Exercise text

    As to VT, while he was probably the best-informed and most articulate music critic this country has produced, some of his judgments have been notoriously wrong–about Ives and Gershwin, for example–and many of his criticisms displayed little but prejudice of various sorts, and were infra his dig. The lesson for those of us who follow in his footsteps ought to be cautionary: be honest but be humble.

    Comment by Vance R. Koven — March 10, 2010 at 2:37 pm

  4. Evidently my little jabs of playful hyperbole weren’t taken as such. Please try to pay closer attention! And lighten up, buddy.

    Speaking not as an assassin — honest — but as a consumer of what BMint is putting on offer I have to say that rather a lot of space is given over to people’s remarking in saecula saeculorum that a pleasant time was had by all and, furthermore, how commendable and life-enhancing it was that such an event was taking place in the first place but then we’re Boston aren’t we … etc. etc.

Records
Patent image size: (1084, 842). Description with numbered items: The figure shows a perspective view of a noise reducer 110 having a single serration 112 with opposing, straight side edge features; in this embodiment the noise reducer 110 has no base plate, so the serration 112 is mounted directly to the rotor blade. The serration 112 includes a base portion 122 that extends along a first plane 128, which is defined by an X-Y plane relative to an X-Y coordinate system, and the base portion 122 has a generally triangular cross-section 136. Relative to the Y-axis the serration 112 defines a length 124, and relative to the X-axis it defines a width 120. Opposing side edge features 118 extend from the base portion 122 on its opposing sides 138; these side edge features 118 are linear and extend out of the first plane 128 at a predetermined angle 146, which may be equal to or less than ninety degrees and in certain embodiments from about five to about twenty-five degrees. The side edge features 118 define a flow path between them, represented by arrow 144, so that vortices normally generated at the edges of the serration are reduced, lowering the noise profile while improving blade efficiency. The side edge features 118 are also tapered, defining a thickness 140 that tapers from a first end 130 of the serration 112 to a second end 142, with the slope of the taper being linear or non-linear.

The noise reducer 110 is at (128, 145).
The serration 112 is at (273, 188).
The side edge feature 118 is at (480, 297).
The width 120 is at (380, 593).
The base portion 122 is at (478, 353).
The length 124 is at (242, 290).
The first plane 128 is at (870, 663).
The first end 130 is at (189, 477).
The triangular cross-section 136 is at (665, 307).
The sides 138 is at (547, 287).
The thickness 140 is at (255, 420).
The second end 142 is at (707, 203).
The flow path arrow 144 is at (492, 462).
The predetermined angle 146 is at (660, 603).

Requirement A
In the comment thread about music criticism, what lesson does the writer say critics who follow in VT's footsteps should take?
Requirement B
Revise the passage of the comment thread about music criticism starting at "As to VT, while" and ending at "but be humble.", replacing "Gershwin" with "Copland".
Requirement C
Write what comes next in the comment thread about music criticism, continuing from its final sentence.

Reply A
Be honest but be humble.

Reply B
As to VT, while he was probably the best-informed and most articulate music critic this country has produced, some of his judgments have been notoriously wrong–about Ives and Copland, for example–and many of his criticisms displayed little but prejudice of various sorts, and were infra his dig. The lesson for those of us who follow in his footsteps ought to be cautionary: be honest but be humble.

Reply C
    Parish newsletters are like that. And really, what value can there possibly be in being told that an ovation, or two or three or four ovations, took place? That’s PR speak, children. And it’s embarrassingly naive.

    As to having Boston musicians and academics writing about other Boston musicians, there may be no way around that problem — if it is one, let us hope not — barring very full disclosure statements, blood oaths, and polygraph tests.

    By my lights BMint functions wonderfully as an annals of performance and as a supplier of countless intriguing facts about music. Thank you so much. But the reviews, or at least a good many of them, one doesn’t so much read as sift through. Here, as in so much else, Americans lack for good models. (Insert here one of Joel Cohen’s spirited jeremiads about America’s going to hell, molto accelerando, in a handbasket.)

    Models. So have there been first-class writers on classical music out there in recent times? Yes, if you know where to find them. It’s an unexpectedly sizable list. On it you find Hilary Finch, Philip Kennicott, Robin Holloway, David Schiff, Roger Nichols, and the late Michael Oliver, all of whom I would have to call compulsively readable. Oh, to have Will Crutchfield on the Times again!

    Comment by Richard Buell — March 10, 2010 at 10:49 pm

  5. Has Richard Buell noticed the two recent coincidental hommages to his old Globe column?

    As Richard Buell used to say, “Received with thanks.” from Spectrum review and

    “Ultimately Gesamtkunst prevailed. Received with thanks!” from the Emmanuel Music “appreciation”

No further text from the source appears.